* [Stated problem]: Which lines in the items contain the string "关山难越"? Pull out each of them and copy it in full.

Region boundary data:
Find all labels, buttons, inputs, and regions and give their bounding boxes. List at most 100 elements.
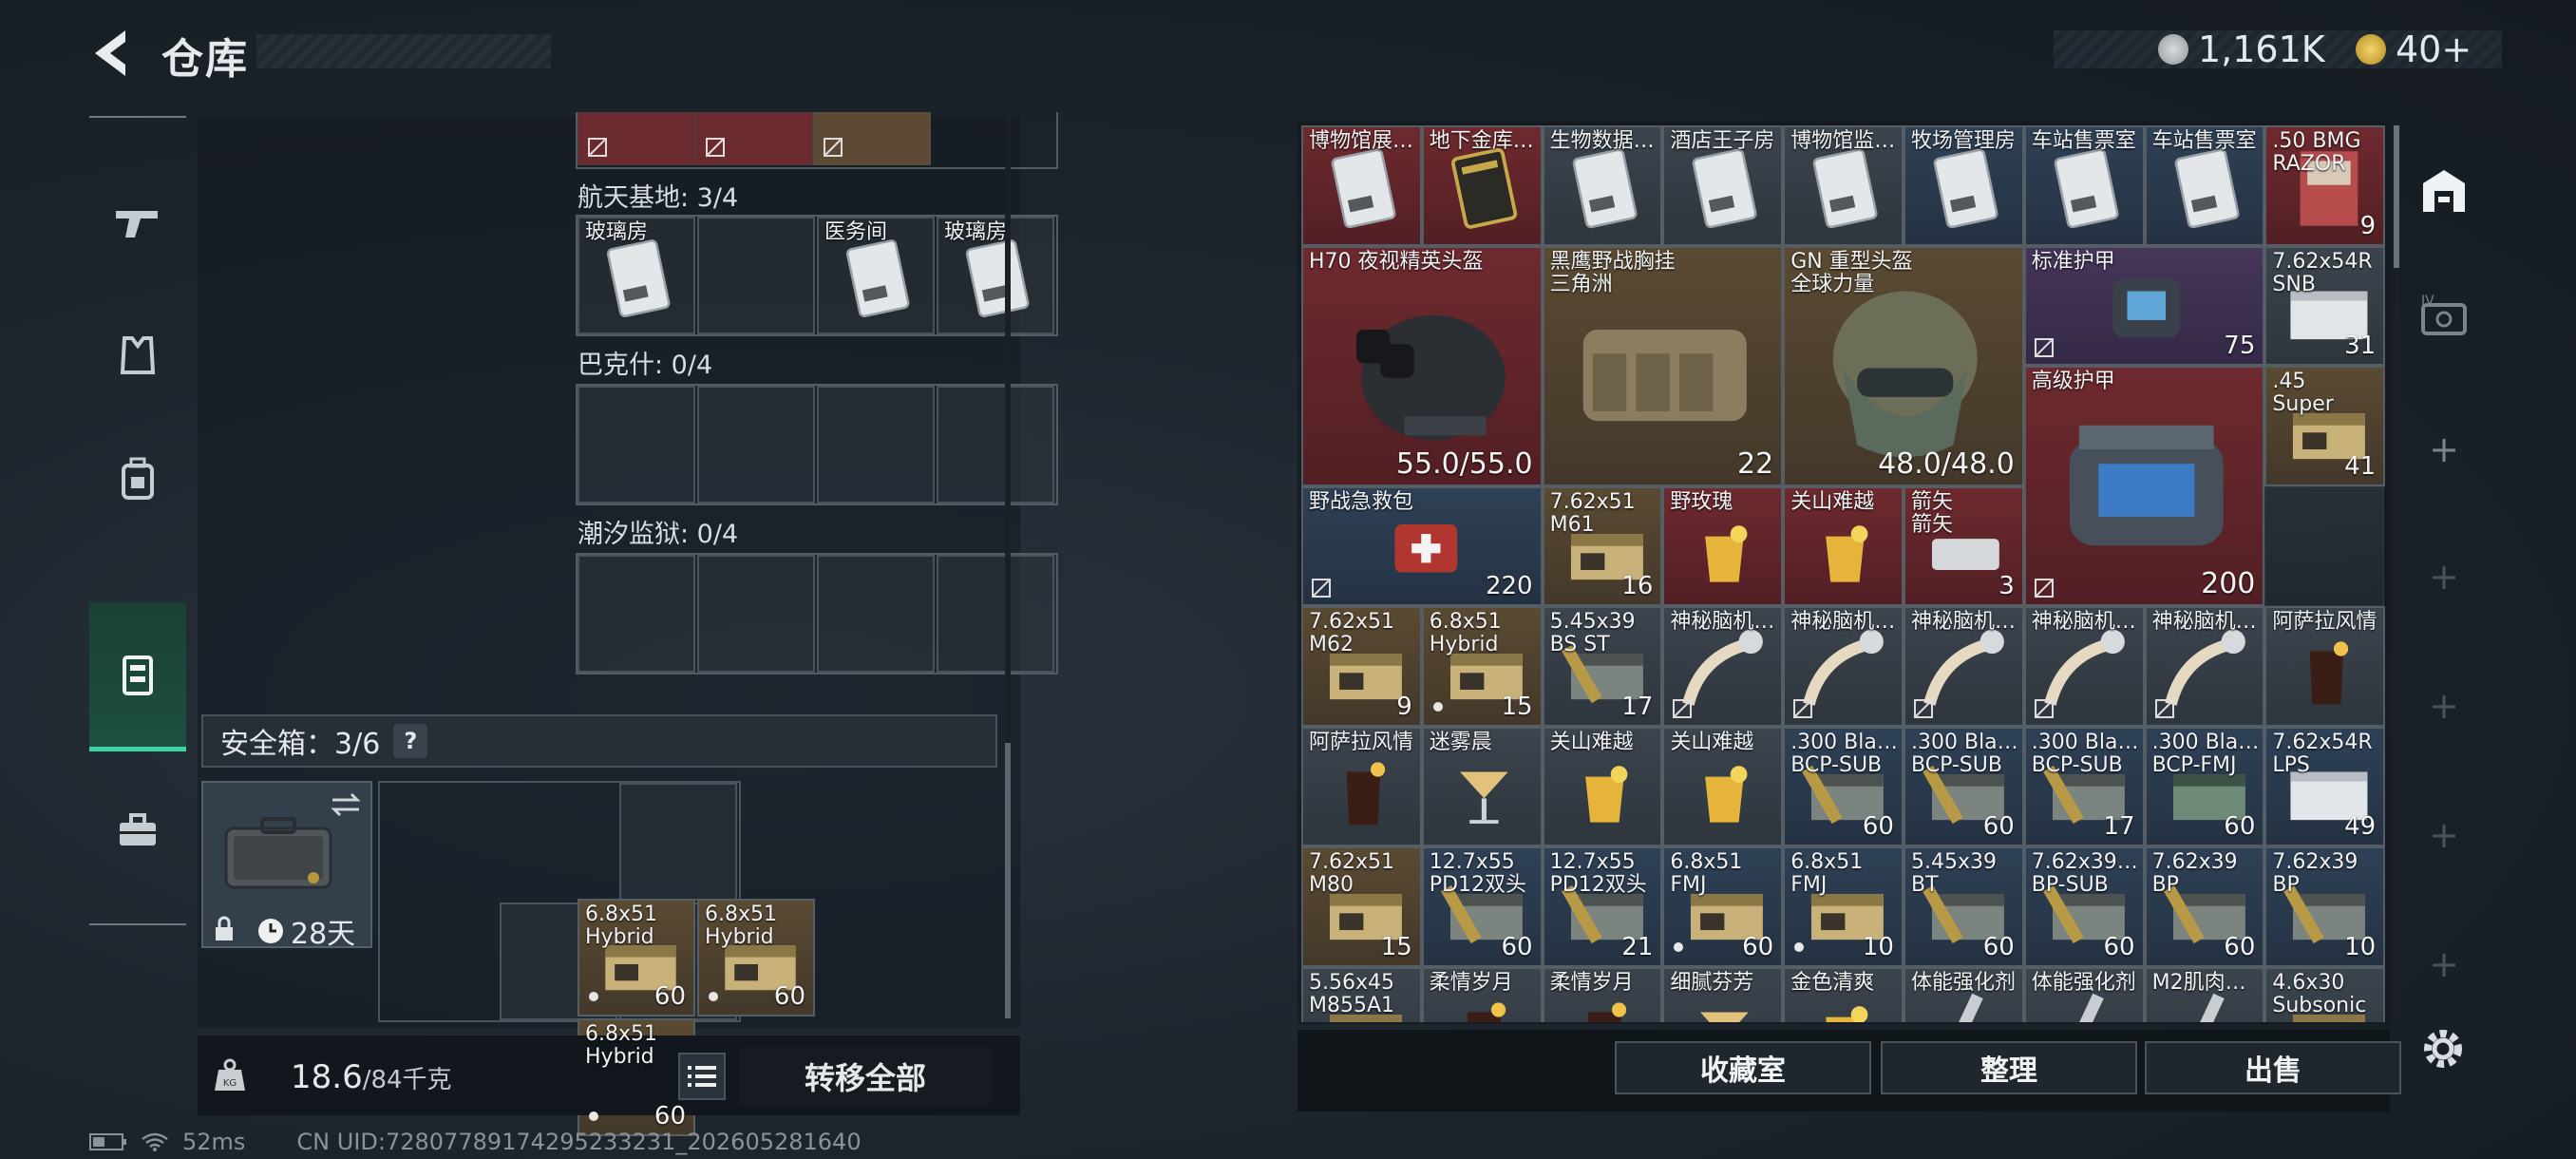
key-card-slot[interactable]: 医务间 [817,217,935,334]
stash-item[interactable]: 地下金库… [1421,125,1543,246]
key-card-slot[interactable]: 玻璃房 [578,217,695,334]
partial-slot[interactable] [578,112,695,165]
stash-item[interactable]: 7.62x39 BP 10 [2264,846,2386,967]
stash-item[interactable]: 体能强化剂 [1904,966,2024,1022]
stash-item[interactable]: 关山难越 [1783,485,1904,606]
stash-scroll-thumb[interactable] [2394,125,2399,268]
stash-item[interactable]: 关山难越 [1542,726,1663,846]
list-view-button[interactable] [678,1053,726,1100]
safe-item[interactable]: 6.8x51 Hybrid 60 [697,899,815,1016]
key-card-slot[interactable]: 玻璃房 [937,217,1054,334]
empty-slot[interactable] [697,555,815,673]
stash-item[interactable]: 标准护甲 75 [2023,245,2265,366]
empty-slot[interactable] [817,386,935,504]
stash-item[interactable]: H70 夜视精英头盔 55.0/55.0 [1301,245,1543,486]
add-tab-button[interactable]: + [2413,674,2475,737]
add-tab-button[interactable]: + [2413,804,2475,866]
empty-slot[interactable] [697,386,815,504]
help-icon[interactable]: ? [393,724,428,758]
stash-tab-4[interactable]: IV [2413,285,2475,348]
stash-item[interactable]: 7.62x51 M61 16 [1542,485,1663,606]
stash-item[interactable]: 野玫瑰 [1662,485,1784,606]
swap-icon[interactable] [329,790,363,819]
stash-item[interactable]: 箭矢 箭矢 3 [1904,485,2024,606]
stash-item[interactable]: .300 Bla… BCP-SUB 17 [2023,726,2145,846]
stash-item[interactable]: 阿萨拉风情 [2264,606,2386,727]
stash-item[interactable]: 神秘脑机… [1904,606,2024,727]
empty-slot[interactable] [937,386,1054,504]
stash-item[interactable]: 柔情岁月 [1421,966,1543,1022]
stash-item[interactable]: 柔情岁月 [1542,966,1663,1022]
stash-item[interactable]: 细腻芬芳 [1662,966,1784,1022]
stash-item[interactable]: .300 Bla… BCP-SUB 60 [1783,726,1904,846]
empty-slot[interactable] [697,217,815,334]
currency-1[interactable]: 1,161K [2158,28,2325,70]
stash-item[interactable]: 5.45x39 BT 60 [1904,846,2024,967]
empty-slot[interactable] [578,555,695,673]
stash-item[interactable]: 7.62x39… BP-SUB 60 [2023,846,2145,967]
stash-item[interactable]: 车站售票室 [2023,125,2145,246]
partial-slot[interactable] [813,112,931,165]
sidebar-item-backpack[interactable] [89,422,186,536]
stash-item[interactable]: M2肌肉… [2144,966,2265,1022]
stash-scrollbar[interactable] [2394,125,2399,1018]
empty-slot[interactable] [619,783,737,901]
stash-item[interactable]: 生物数据… [1542,125,1663,246]
stash-item[interactable]: 阿萨拉风情 [1301,726,1422,846]
stash-item[interactable]: .300 Bla… BCP-SUB 60 [1904,726,2024,846]
stash-item[interactable]: 4.6x30 Subsonic [2264,966,2386,1022]
stash-item[interactable]: 关山难越 [1662,726,1784,846]
transfer-all-button[interactable]: 转移全部 [739,1047,992,1106]
stash-item[interactable]: .45 Super 41 [2264,366,2386,486]
stash-item[interactable]: 黑鹰野战胸挂 三角洲 22 [1542,245,1784,486]
stash-item[interactable]: 7.62x54R SNB 31 [2264,245,2386,366]
add-tab-button[interactable]: + [2413,545,2475,608]
stash-item[interactable]: 车站售票室 [2144,125,2265,246]
back-button[interactable] [87,27,135,80]
safe-item[interactable]: 6.8x51 Hybrid 60 [578,899,695,1016]
empty-slot[interactable] [937,555,1054,673]
sort-button[interactable]: 整理 [1881,1041,2137,1094]
collection-room-button[interactable]: 收藏室 [1615,1041,1871,1094]
stash-item[interactable]: GN 重型头盔 全球力量 48.0/48.0 [1783,245,2024,486]
add-tab-button[interactable]: + [2413,933,2475,996]
stash-cell[interactable] [2264,485,2385,606]
sidebar-item-armor[interactable] [89,308,186,403]
stash-item[interactable]: 5.45x39 BS ST 17 [1542,606,1663,727]
sidebar-item-tools[interactable] [89,783,186,878]
stash-item[interactable]: 6.8x51 FMJ 60 [1662,846,1784,967]
empty-slot[interactable] [817,555,935,673]
sidebar-item-storage[interactable] [89,602,186,751]
stash-item[interactable]: 博物馆展… [1301,125,1422,246]
sell-button[interactable]: 出售 [2145,1041,2401,1094]
stash-item[interactable]: 12.7x55 PD12双头 21 [1542,846,1663,967]
stash-item[interactable]: 12.7x55 PD12双头 60 [1421,846,1543,967]
stash-item[interactable]: 7.62x51 M62 9 [1301,606,1422,727]
stash-item[interactable]: 6.8x51 FMJ 10 [1783,846,1904,967]
stash-item[interactable]: 体能强化剂 [2023,966,2145,1022]
add-tab-button[interactable]: + [2413,418,2475,481]
stash-item[interactable]: 金色清爽 [1783,966,1904,1022]
stash-item[interactable]: 牧场管理房 [1904,125,2024,246]
stash-tab-main[interactable] [2413,160,2475,222]
stash-item[interactable]: .300 Bla… BCP-FMJ 60 [2144,726,2265,846]
stash-item[interactable]: 7.62x51 M80 15 [1301,846,1422,967]
stash-item[interactable]: 迷雾晨 [1421,726,1543,846]
left-scroll-thumb[interactable] [1005,743,1011,1018]
stash-item[interactable]: 博物馆监… [1783,125,1904,246]
stash-item[interactable]: 5.56x45 M855A1 [1301,966,1422,1022]
sidebar-item-weapons[interactable] [89,175,186,270]
stash-item[interactable]: 7.62x39 BP 60 [2144,846,2265,967]
stash-item[interactable]: 神秘脑机… [1662,606,1784,727]
stash-item[interactable]: 神秘脑机… [2023,606,2145,727]
currency-2[interactable]: 40+ [2356,28,2472,70]
stash-item[interactable]: 高级护甲 200 [2023,366,2265,606]
stash-item[interactable]: 6.8x51 Hybrid 15 [1421,606,1543,727]
left-scrollbar[interactable] [1005,116,1011,1018]
stash-item[interactable]: 酒店王子房 [1662,125,1784,246]
stash-item[interactable]: .50 BMG RAZOR 9 [2264,125,2386,246]
stash-item[interactable]: 神秘脑机… [2144,606,2265,727]
stash-item[interactable]: 7.62x54R LPS 49 [2264,726,2386,846]
stash-item[interactable]: 野战急救包 220 [1301,485,1543,606]
stash-item[interactable]: 神秘脑机… [1783,606,1904,727]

* [Exercise output]:
stash-item[interactable]: 关山难越 [1783,485,1904,606]
stash-item[interactable]: 关山难越 [1542,726,1663,846]
stash-item[interactable]: 关山难越 [1662,726,1784,846]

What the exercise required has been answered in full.